Your task
Below is a listing to transcribe in full and exactly; keep the pictures out.

Provided information

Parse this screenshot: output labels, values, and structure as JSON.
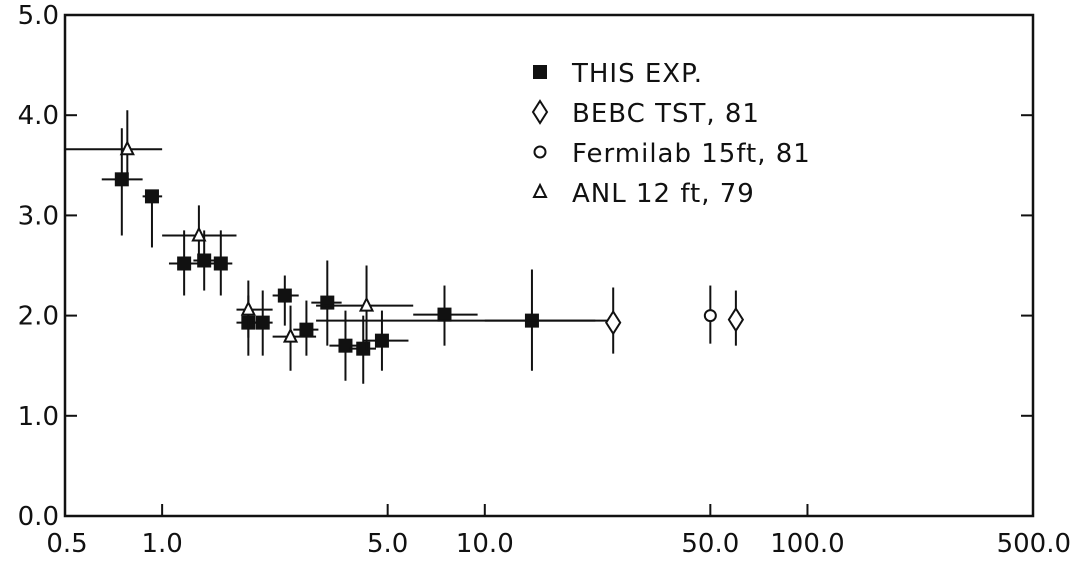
{
  "chart_data": {
    "type": "scatter",
    "title": "",
    "xlabel": "",
    "ylabel": "",
    "x_scale": "log",
    "xlim": [
      0.5,
      500.0
    ],
    "ylim": [
      0.0,
      5.0
    ],
    "grid": false,
    "legend_position": "top-right",
    "x_ticks": [
      {
        "value": 0.5,
        "label": "0.5"
      },
      {
        "value": 1.0,
        "label": "1.0"
      },
      {
        "value": 5.0,
        "label": "5.0"
      },
      {
        "value": 10.0,
        "label": "10.0"
      },
      {
        "value": 50.0,
        "label": "50.0"
      },
      {
        "value": 100.0,
        "label": "100.0"
      },
      {
        "value": 500.0,
        "label": "500.0"
      }
    ],
    "y_ticks": [
      {
        "value": 0.0,
        "label": "0.0"
      },
      {
        "value": 1.0,
        "label": "1.0"
      },
      {
        "value": 2.0,
        "label": "2.0"
      },
      {
        "value": 3.0,
        "label": "3.0"
      },
      {
        "value": 4.0,
        "label": "4.0"
      },
      {
        "value": 5.0,
        "label": "5.0"
      }
    ],
    "series": [
      {
        "name": "THIS EXP.",
        "marker": "filled-square",
        "points": [
          {
            "x": 0.75,
            "xlo": 0.65,
            "xhi": 0.87,
            "y": 3.36,
            "ylo": 2.8,
            "yhi": 3.87
          },
          {
            "x": 0.93,
            "xlo": 0.87,
            "xhi": 1.0,
            "y": 3.19,
            "ylo": 2.68,
            "yhi": 3.19
          },
          {
            "x": 1.17,
            "xlo": 1.05,
            "xhi": 1.3,
            "y": 2.52,
            "ylo": 2.2,
            "yhi": 2.85
          },
          {
            "x": 1.35,
            "xlo": 1.25,
            "xhi": 1.45,
            "y": 2.55,
            "ylo": 2.25,
            "yhi": 2.85
          },
          {
            "x": 1.52,
            "xlo": 1.4,
            "xhi": 1.65,
            "y": 2.52,
            "ylo": 2.2,
            "yhi": 2.85
          },
          {
            "x": 1.85,
            "xlo": 1.7,
            "xhi": 2.0,
            "y": 1.93,
            "ylo": 1.6,
            "yhi": 2.2
          },
          {
            "x": 2.05,
            "xlo": 1.9,
            "xhi": 2.2,
            "y": 1.93,
            "ylo": 1.6,
            "yhi": 2.25
          },
          {
            "x": 2.4,
            "xlo": 2.2,
            "xhi": 2.65,
            "y": 2.2,
            "ylo": 1.9,
            "yhi": 2.4
          },
          {
            "x": 2.8,
            "xlo": 2.55,
            "xhi": 3.05,
            "y": 1.86,
            "ylo": 1.6,
            "yhi": 2.15
          },
          {
            "x": 3.25,
            "xlo": 2.9,
            "xhi": 3.6,
            "y": 2.13,
            "ylo": 1.7,
            "yhi": 2.55
          },
          {
            "x": 3.7,
            "xlo": 3.3,
            "xhi": 4.1,
            "y": 1.7,
            "ylo": 1.35,
            "yhi": 2.05
          },
          {
            "x": 4.2,
            "xlo": 3.8,
            "xhi": 4.6,
            "y": 1.67,
            "ylo": 1.32,
            "yhi": 2.0
          },
          {
            "x": 4.8,
            "xlo": 4.2,
            "xhi": 5.8,
            "y": 1.75,
            "ylo": 1.45,
            "yhi": 2.05
          },
          {
            "x": 7.5,
            "xlo": 6.0,
            "xhi": 9.5,
            "y": 2.01,
            "ylo": 1.7,
            "yhi": 2.3
          },
          {
            "x": 14.0,
            "xlo": 10.0,
            "xhi": 24.0,
            "y": 1.95,
            "ylo": 1.45,
            "yhi": 2.46
          }
        ]
      },
      {
        "name": "BEBC TST, 81",
        "marker": "open-diamond",
        "points": [
          {
            "x": 25.0,
            "y": 1.93,
            "ylo": 1.62,
            "yhi": 2.28
          },
          {
            "x": 60.0,
            "y": 1.96,
            "ylo": 1.7,
            "yhi": 2.25
          }
        ]
      },
      {
        "name": "Fermilab 15ft, 81",
        "marker": "open-circle",
        "points": [
          {
            "x": 50.0,
            "y": 2.0,
            "ylo": 1.72,
            "yhi": 2.3
          }
        ]
      },
      {
        "name": "ANL 12 ft, 79",
        "marker": "open-triangle",
        "points": [
          {
            "x": 0.78,
            "xlo": 0.5,
            "xhi": 1.0,
            "y": 3.66,
            "ylo": 3.3,
            "yhi": 4.05
          },
          {
            "x": 1.3,
            "xlo": 1.0,
            "xhi": 1.7,
            "y": 2.8,
            "ylo": 2.5,
            "yhi": 3.1
          },
          {
            "x": 1.85,
            "xlo": 1.7,
            "xhi": 2.2,
            "y": 2.06,
            "ylo": 1.78,
            "yhi": 2.35
          },
          {
            "x": 2.5,
            "xlo": 2.2,
            "xhi": 3.0,
            "y": 1.79,
            "ylo": 1.45,
            "yhi": 2.1
          },
          {
            "x": 4.3,
            "xlo": 3.0,
            "xhi": 6.0,
            "y": 2.1,
            "ylo": 1.65,
            "yhi": 2.5
          },
          {
            "x": 8.0,
            "xlo": 3.0,
            "xhi": 22.0,
            "y": 1.95,
            "ylo": 1.95,
            "yhi": 1.95
          }
        ]
      }
    ]
  }
}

Final answer
Parse this screenshot: output labels, values, and structure as JSON.
{
  "chart_data": {
    "type": "scatter",
    "title": "",
    "xlabel": "",
    "ylabel": "",
    "x_scale": "log",
    "xlim": [
      0.5,
      500.0
    ],
    "ylim": [
      0.0,
      5.0
    ],
    "grid": false,
    "legend_position": "top-right",
    "x_ticks": [
      {
        "value": 0.5,
        "label": "0.5"
      },
      {
        "value": 1.0,
        "label": "1.0"
      },
      {
        "value": 5.0,
        "label": "5.0"
      },
      {
        "value": 10.0,
        "label": "10.0"
      },
      {
        "value": 50.0,
        "label": "50.0"
      },
      {
        "value": 100.0,
        "label": "100.0"
      },
      {
        "value": 500.0,
        "label": "500.0"
      }
    ],
    "y_ticks": [
      {
        "value": 0.0,
        "label": "0.0"
      },
      {
        "value": 1.0,
        "label": "1.0"
      },
      {
        "value": 2.0,
        "label": "2.0"
      },
      {
        "value": 3.0,
        "label": "3.0"
      },
      {
        "value": 4.0,
        "label": "4.0"
      },
      {
        "value": 5.0,
        "label": "5.0"
      }
    ],
    "series": [
      {
        "name": "THIS EXP.",
        "marker": "filled-square",
        "points": [
          {
            "x": 0.75,
            "xlo": 0.65,
            "xhi": 0.87,
            "y": 3.36,
            "ylo": 2.8,
            "yhi": 3.87
          },
          {
            "x": 0.93,
            "xlo": 0.87,
            "xhi": 1.0,
            "y": 3.19,
            "ylo": 2.68,
            "yhi": 3.19
          },
          {
            "x": 1.17,
            "xlo": 1.05,
            "xhi": 1.3,
            "y": 2.52,
            "ylo": 2.2,
            "yhi": 2.85
          },
          {
            "x": 1.35,
            "xlo": 1.25,
            "xhi": 1.45,
            "y": 2.55,
            "ylo": 2.25,
            "yhi": 2.85
          },
          {
            "x": 1.52,
            "xlo": 1.4,
            "xhi": 1.65,
            "y": 2.52,
            "ylo": 2.2,
            "yhi": 2.85
          },
          {
            "x": 1.85,
            "xlo": 1.7,
            "xhi": 2.0,
            "y": 1.93,
            "ylo": 1.6,
            "yhi": 2.2
          },
          {
            "x": 2.05,
            "xlo": 1.9,
            "xhi": 2.2,
            "y": 1.93,
            "ylo": 1.6,
            "yhi": 2.25
          },
          {
            "x": 2.4,
            "xlo": 2.2,
            "xhi": 2.65,
            "y": 2.2,
            "ylo": 1.9,
            "yhi": 2.4
          },
          {
            "x": 2.8,
            "xlo": 2.55,
            "xhi": 3.05,
            "y": 1.86,
            "ylo": 1.6,
            "yhi": 2.15
          },
          {
            "x": 3.25,
            "xlo": 2.9,
            "xhi": 3.6,
            "y": 2.13,
            "ylo": 1.7,
            "yhi": 2.55
          },
          {
            "x": 3.7,
            "xlo": 3.3,
            "xhi": 4.1,
            "y": 1.7,
            "ylo": 1.35,
            "yhi": 2.05
          },
          {
            "x": 4.2,
            "xlo": 3.8,
            "xhi": 4.6,
            "y": 1.67,
            "ylo": 1.32,
            "yhi": 2.0
          },
          {
            "x": 4.8,
            "xlo": 4.2,
            "xhi": 5.8,
            "y": 1.75,
            "ylo": 1.45,
            "yhi": 2.05
          },
          {
            "x": 7.5,
            "xlo": 6.0,
            "xhi": 9.5,
            "y": 2.01,
            "ylo": 1.7,
            "yhi": 2.3
          },
          {
            "x": 14.0,
            "xlo": 10.0,
            "xhi": 24.0,
            "y": 1.95,
            "ylo": 1.45,
            "yhi": 2.46
          }
        ]
      },
      {
        "name": "BEBC TST, 81",
        "marker": "open-diamond",
        "points": [
          {
            "x": 25.0,
            "y": 1.93,
            "ylo": 1.62,
            "yhi": 2.28
          },
          {
            "x": 60.0,
            "y": 1.96,
            "ylo": 1.7,
            "yhi": 2.25
          }
        ]
      },
      {
        "name": "Fermilab 15ft, 81",
        "marker": "open-circle",
        "points": [
          {
            "x": 50.0,
            "y": 2.0,
            "ylo": 1.72,
            "yhi": 2.3
          }
        ]
      },
      {
        "name": "ANL 12 ft, 79",
        "marker": "open-triangle",
        "points": [
          {
            "x": 0.78,
            "xlo": 0.5,
            "xhi": 1.0,
            "y": 3.66,
            "ylo": 3.3,
            "yhi": 4.05
          },
          {
            "x": 1.3,
            "xlo": 1.0,
            "xhi": 1.7,
            "y": 2.8,
            "ylo": 2.5,
            "yhi": 3.1
          },
          {
            "x": 1.85,
            "xlo": 1.7,
            "xhi": 2.2,
            "y": 2.06,
            "ylo": 1.78,
            "yhi": 2.35
          },
          {
            "x": 2.5,
            "xlo": 2.2,
            "xhi": 3.0,
            "y": 1.79,
            "ylo": 1.45,
            "yhi": 2.1
          },
          {
            "x": 4.3,
            "xlo": 3.0,
            "xhi": 6.0,
            "y": 2.1,
            "ylo": 1.65,
            "yhi": 2.5
          },
          {
            "x": 8.0,
            "xlo": 3.0,
            "xhi": 22.0,
            "y": 1.95,
            "ylo": 1.95,
            "yhi": 1.95
          }
        ]
      }
    ]
  }
}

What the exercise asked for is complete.